Search the listing below for the word "Hear" and copy each line that holds it.

########################################

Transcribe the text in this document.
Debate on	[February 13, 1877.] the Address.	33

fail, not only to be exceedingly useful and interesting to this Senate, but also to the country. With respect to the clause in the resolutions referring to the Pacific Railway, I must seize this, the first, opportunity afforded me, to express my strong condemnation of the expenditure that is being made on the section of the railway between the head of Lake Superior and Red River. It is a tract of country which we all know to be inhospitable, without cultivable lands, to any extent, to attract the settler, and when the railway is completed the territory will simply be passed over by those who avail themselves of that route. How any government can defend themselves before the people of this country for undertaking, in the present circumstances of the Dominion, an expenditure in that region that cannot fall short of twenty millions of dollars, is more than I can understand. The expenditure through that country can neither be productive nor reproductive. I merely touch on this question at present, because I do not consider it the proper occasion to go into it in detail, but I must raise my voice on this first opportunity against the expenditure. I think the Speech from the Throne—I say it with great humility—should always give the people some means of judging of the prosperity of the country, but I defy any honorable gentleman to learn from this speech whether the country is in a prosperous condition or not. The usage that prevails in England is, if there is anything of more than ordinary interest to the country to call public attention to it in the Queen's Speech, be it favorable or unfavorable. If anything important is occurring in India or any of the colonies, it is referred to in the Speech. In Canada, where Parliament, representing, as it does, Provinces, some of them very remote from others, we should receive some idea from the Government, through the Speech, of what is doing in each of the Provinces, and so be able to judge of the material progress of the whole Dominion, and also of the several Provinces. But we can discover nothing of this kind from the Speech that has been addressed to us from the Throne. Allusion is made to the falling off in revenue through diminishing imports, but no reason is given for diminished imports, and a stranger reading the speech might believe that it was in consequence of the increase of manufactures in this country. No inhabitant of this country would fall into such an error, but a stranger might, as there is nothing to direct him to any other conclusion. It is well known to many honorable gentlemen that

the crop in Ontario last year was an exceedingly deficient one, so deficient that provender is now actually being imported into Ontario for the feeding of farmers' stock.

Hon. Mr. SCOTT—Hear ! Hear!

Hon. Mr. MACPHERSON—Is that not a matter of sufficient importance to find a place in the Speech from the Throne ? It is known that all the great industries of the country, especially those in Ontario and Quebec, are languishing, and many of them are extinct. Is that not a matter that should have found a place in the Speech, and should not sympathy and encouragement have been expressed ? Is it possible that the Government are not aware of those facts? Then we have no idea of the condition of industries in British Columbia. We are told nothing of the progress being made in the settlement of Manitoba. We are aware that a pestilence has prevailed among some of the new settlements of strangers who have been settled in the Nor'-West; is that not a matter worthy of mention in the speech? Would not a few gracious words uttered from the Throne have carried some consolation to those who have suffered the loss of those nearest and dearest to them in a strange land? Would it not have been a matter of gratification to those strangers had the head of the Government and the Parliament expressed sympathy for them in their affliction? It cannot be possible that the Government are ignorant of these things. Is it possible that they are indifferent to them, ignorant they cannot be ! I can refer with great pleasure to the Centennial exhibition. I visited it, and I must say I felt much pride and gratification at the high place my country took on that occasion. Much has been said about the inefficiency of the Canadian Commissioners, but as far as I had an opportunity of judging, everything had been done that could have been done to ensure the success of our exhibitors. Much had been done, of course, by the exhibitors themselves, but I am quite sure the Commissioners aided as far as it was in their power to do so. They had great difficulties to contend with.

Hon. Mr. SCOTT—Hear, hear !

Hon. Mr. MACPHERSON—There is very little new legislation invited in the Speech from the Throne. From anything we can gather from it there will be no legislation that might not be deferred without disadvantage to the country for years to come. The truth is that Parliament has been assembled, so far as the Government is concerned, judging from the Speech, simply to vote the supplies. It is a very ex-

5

########################################

» **RESPONSE**:
Hon. Mr. SCOTT—Hear ! Hear!
Hon. Mr. SCOTT—Hear, hear !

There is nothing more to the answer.